# TASK REQUIREMENTS:
An exact transcription of all the data is the expected reply.

# STORED DATA:
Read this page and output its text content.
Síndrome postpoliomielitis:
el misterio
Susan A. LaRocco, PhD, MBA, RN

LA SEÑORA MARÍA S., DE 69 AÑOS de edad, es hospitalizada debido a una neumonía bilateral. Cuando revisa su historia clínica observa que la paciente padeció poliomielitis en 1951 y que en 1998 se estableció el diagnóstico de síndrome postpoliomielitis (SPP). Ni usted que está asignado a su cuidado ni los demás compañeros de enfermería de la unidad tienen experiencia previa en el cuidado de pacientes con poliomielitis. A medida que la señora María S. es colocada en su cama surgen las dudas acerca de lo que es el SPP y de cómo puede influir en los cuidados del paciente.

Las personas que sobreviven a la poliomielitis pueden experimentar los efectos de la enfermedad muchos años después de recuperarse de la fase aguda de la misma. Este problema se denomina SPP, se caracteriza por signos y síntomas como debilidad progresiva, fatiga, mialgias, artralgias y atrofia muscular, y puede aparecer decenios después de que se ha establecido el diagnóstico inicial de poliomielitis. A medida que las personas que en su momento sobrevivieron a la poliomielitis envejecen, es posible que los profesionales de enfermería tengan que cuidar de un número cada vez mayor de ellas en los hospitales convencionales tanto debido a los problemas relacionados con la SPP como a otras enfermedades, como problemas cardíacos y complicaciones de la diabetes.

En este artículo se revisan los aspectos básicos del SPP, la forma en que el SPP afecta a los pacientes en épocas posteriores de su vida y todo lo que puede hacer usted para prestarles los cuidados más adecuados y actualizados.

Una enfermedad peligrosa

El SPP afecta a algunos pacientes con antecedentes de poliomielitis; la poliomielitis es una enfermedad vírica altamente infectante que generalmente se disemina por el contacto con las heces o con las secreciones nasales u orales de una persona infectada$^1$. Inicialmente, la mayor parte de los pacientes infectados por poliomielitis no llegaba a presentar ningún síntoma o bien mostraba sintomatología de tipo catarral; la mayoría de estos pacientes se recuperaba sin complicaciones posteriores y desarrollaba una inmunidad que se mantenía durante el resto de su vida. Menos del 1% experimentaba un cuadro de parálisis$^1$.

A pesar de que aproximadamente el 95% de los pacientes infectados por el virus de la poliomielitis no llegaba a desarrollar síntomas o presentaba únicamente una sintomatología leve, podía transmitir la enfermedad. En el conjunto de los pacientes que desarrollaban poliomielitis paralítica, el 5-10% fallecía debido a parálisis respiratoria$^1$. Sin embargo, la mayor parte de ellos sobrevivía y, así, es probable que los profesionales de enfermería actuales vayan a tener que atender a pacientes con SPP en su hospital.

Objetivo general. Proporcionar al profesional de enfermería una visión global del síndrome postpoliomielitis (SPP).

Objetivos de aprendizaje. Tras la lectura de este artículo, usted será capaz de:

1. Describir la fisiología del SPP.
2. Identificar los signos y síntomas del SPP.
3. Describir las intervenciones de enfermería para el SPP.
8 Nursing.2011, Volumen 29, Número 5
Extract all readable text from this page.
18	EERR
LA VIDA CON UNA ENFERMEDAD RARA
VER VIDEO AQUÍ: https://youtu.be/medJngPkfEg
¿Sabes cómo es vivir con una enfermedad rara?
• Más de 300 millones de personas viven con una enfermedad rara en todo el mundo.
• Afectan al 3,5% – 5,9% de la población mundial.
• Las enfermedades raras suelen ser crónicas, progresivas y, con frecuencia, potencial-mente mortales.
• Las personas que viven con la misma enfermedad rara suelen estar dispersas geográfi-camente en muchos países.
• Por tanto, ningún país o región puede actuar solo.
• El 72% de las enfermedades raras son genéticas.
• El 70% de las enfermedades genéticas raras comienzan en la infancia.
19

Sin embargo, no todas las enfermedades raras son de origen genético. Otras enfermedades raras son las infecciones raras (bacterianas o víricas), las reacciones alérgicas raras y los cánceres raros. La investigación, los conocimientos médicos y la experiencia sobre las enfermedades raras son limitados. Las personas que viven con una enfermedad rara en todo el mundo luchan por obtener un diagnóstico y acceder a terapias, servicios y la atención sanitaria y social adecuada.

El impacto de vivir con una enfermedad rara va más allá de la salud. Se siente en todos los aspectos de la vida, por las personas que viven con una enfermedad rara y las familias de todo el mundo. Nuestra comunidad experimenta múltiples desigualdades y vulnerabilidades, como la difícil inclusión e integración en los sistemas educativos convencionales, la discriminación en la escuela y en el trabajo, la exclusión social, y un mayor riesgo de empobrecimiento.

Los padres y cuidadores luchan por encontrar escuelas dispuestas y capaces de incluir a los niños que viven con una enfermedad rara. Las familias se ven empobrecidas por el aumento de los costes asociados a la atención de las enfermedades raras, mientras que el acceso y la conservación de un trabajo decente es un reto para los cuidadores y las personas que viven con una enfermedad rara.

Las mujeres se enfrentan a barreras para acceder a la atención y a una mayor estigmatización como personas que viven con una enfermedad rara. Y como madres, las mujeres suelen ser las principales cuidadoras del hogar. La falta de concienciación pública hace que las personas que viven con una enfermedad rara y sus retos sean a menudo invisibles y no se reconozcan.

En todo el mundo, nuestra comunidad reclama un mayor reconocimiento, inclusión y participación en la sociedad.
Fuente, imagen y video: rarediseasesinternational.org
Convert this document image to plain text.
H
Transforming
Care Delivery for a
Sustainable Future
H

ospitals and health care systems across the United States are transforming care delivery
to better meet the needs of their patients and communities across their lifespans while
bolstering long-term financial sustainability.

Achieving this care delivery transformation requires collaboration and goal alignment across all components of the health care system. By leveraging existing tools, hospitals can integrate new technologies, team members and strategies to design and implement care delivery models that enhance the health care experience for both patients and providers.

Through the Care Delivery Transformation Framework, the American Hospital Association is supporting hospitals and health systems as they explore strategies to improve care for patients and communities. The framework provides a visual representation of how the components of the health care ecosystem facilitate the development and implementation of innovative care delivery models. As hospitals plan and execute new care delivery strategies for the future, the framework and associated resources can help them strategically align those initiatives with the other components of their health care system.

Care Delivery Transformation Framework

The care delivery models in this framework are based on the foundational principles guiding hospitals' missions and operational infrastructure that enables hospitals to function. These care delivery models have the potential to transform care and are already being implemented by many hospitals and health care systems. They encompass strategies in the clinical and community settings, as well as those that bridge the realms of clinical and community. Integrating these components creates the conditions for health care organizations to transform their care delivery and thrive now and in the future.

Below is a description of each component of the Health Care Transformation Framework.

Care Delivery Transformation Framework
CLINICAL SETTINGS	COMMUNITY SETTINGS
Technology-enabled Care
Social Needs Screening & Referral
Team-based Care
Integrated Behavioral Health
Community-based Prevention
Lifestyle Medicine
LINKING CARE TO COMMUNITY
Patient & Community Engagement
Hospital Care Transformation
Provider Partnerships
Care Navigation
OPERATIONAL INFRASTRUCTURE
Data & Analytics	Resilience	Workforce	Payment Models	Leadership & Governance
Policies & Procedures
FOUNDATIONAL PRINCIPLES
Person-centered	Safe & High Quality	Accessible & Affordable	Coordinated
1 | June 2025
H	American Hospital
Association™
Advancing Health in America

# SOLUTION TO THE PROBLEM:
Read this page and output its text content.
Síndrome postpoliomielitis:
el misterio
Susan A. LaRocco, PhD, MBA, RN

LA SEÑORA MARÍA S., DE 69 AÑOS de edad, es hospitalizada debido a una neumonía bilateral. Cuando revisa su historia clínica observa que la paciente padeció poliomielitis en 1951 y que en 1998 se estableció el diagnóstico de síndrome postpoliomielitis (SPP). Ni usted que está asignado a su cuidado ni los demás compañeros de enfermería de la unidad tienen experiencia previa en el cuidado de pacientes con poliomielitis. A medida que la señora María S. es colocada en su cama surgen las dudas acerca de lo que es el SPP y de cómo puede influir en los cuidados del paciente.

Las personas que sobreviven a la poliomielitis pueden experimentar los efectos de la enfermedad muchos años después de recuperarse de la fase aguda de la misma. Este problema se denomina SPP, se caracteriza por signos y síntomas como debilidad progresiva, fatiga, mialgias, artralgias y atrofia muscular, y puede aparecer decenios después de que se ha establecido el diagnóstico inicial de poliomielitis. A medida que las personas que en su momento sobrevivieron a la poliomielitis envejecen, es posible que los profesionales de enfermería tengan que cuidar de un número cada vez mayor de ellas en los hospitales convencionales tanto debido a los problemas relacionados con la SPP como a otras enfermedades, como problemas cardíacos y complicaciones de la diabetes.

En este artículo se revisan los aspectos básicos del SPP, la forma en que el SPP afecta a los pacientes en épocas posteriores de su vida y todo lo que puede hacer usted para prestarles los cuidados más adecuados y actualizados.

Una enfermedad peligrosa

El SPP afecta a algunos pacientes con antecedentes de poliomielitis; la poliomielitis es una enfermedad vírica altamente infectante que generalmente se disemina por el contacto con las heces o con las secreciones nasales u orales de una persona infectada$^1$. Inicialmente, la mayor parte de los pacientes infectados por poliomielitis no llegaba a presentar ningún síntoma o bien mostraba sintomatología de tipo catarral; la mayoría de estos pacientes se recuperaba sin complicaciones posteriores y desarrollaba una inmunidad que se mantenía durante el resto de su vida. Menos del 1% experimentaba un cuadro de parálisis$^1$.

A pesar de que aproximadamente el 95% de los pacientes infectados por el virus de la poliomielitis no llegaba a desarrollar síntomas o presentaba únicamente una sintomatología leve, podía transmitir la enfermedad. En el conjunto de los pacientes que desarrollaban poliomielitis paralítica, el 5-10% fallecía debido a parálisis respiratoria$^1$. Sin embargo, la mayor parte de ellos sobrevivía y, así, es probable que los profesionales de enfermería actuales vayan a tener que atender a pacientes con SPP en su hospital.

Objetivo general. Proporcionar al profesional de enfermería una visión global del síndrome postpoliomielitis (SPP).

Objetivos de aprendizaje. Tras la lectura de este artículo, usted será capaz de:

1. Describir la fisiología del SPP.
2. Identificar los signos y síntomas del SPP.
3. Describir las intervenciones de enfermería para el SPP.
8 Nursing.2011, Volumen 29, Número 5
Extract all readable text from this page.
18	EERR
LA VIDA CON UNA ENFERMEDAD RARA
VER VIDEO AQUÍ: https://youtu.be/medJngPkfEg
¿Sabes cómo es vivir con una enfermedad rara?
• Más de 300 millones de personas viven con una enfermedad rara en todo el mundo.
• Afectan al 3,5% – 5,9% de la población mundial.
• Las enfermedades raras suelen ser crónicas, progresivas y, con frecuencia, potencial-mente mortales.
• Las personas que viven con la misma enfermedad rara suelen estar dispersas geográfi-camente en muchos países.
• Por tanto, ningún país o región puede actuar solo.
• El 72% de las enfermedades raras son genéticas.
• El 70% de las enfermedades genéticas raras comienzan en la infancia.
19

Sin embargo, no todas las enfermedades raras son de origen genético. Otras enfermedades raras son las infecciones raras (bacterianas o víricas), las reacciones alérgicas raras y los cánceres raros. La investigación, los conocimientos médicos y la experiencia sobre las enfermedades raras son limitados. Las personas que viven con una enfermedad rara en todo el mundo luchan por obtener un diagnóstico y acceder a terapias, servicios y la atención sanitaria y social adecuada.

El impacto de vivir con una enfermedad rara va más allá de la salud. Se siente en todos los aspectos de la vida, por las personas que viven con una enfermedad rara y las familias de todo el mundo. Nuestra comunidad experimenta múltiples desigualdades y vulnerabilidades, como la difícil inclusión e integración en los sistemas educativos convencionales, la discriminación en la escuela y en el trabajo, la exclusión social, y un mayor riesgo de empobrecimiento.

Los padres y cuidadores luchan por encontrar escuelas dispuestas y capaces de incluir a los niños que viven con una enfermedad rara. Las familias se ven empobrecidas por el aumento de los costes asociados a la atención de las enfermedades raras, mientras que el acceso y la conservación de un trabajo decente es un reto para los cuidadores y las personas que viven con una enfermedad rara.

Las mujeres se enfrentan a barreras para acceder a la atención y a una mayor estigmatización como personas que viven con una enfermedad rara. Y como madres, las mujeres suelen ser las principales cuidadoras del hogar. La falta de concienciación pública hace que las personas que viven con una enfermedad rara y sus retos sean a menudo invisibles y no se reconozcan.

En todo el mundo, nuestra comunidad reclama un mayor reconocimiento, inclusión y participación en la sociedad.
Fuente, imagen y video: rarediseasesinternational.org
Convert this document image to plain text.
H
Transforming
Care Delivery for a
Sustainable Future
H

ospitals and health care systems across the United States are transforming care delivery
to better meet the needs of their patients and communities across their lifespans while
bolstering long-term financial sustainability.

Achieving this care delivery transformation requires collaboration and goal alignment across all components of the health care system. By leveraging existing tools, hospitals can integrate new technologies, team members and strategies to design and implement care delivery models that enhance the health care experience for both patients and providers.

Through the Care Delivery Transformation Framework, the American Hospital Association is supporting hospitals and health systems as they explore strategies to improve care for patients and communities. The framework provides a visual representation of how the components of the health care ecosystem facilitate the development and implementation of innovative care delivery models. As hospitals plan and execute new care delivery strategies for the future, the framework and associated resources can help them strategically align those initiatives with the other components of their health care system.

Care Delivery Transformation Framework

The care delivery models in this framework are based on the foundational principles guiding hospitals' missions and operational infrastructure that enables hospitals to function. These care delivery models have the potential to transform care and are already being implemented by many hospitals and health care systems. They encompass strategies in the clinical and community settings, as well as those that bridge the realms of clinical and community. Integrating these components creates the conditions for health care organizations to transform their care delivery and thrive now and in the future.

Below is a description of each component of the Health Care Transformation Framework.

Care Delivery Transformation Framework
CLINICAL SETTINGS	COMMUNITY SETTINGS
Technology-enabled Care
Social Needs Screening & Referral
Team-based Care
Integrated Behavioral Health
Community-based Prevention
Lifestyle Medicine
LINKING CARE TO COMMUNITY
Patient & Community Engagement
Hospital Care Transformation
Provider Partnerships
Care Navigation
OPERATIONAL INFRASTRUCTURE
Data & Analytics	Resilience	Workforce	Payment Models	Leadership & Governance
Policies & Procedures
FOUNDATIONAL PRINCIPLES
Person-centered	Safe & High Quality	Accessible & Affordable	Coordinated
1 | June 2025
H	American Hospital
Association™
Advancing Health in America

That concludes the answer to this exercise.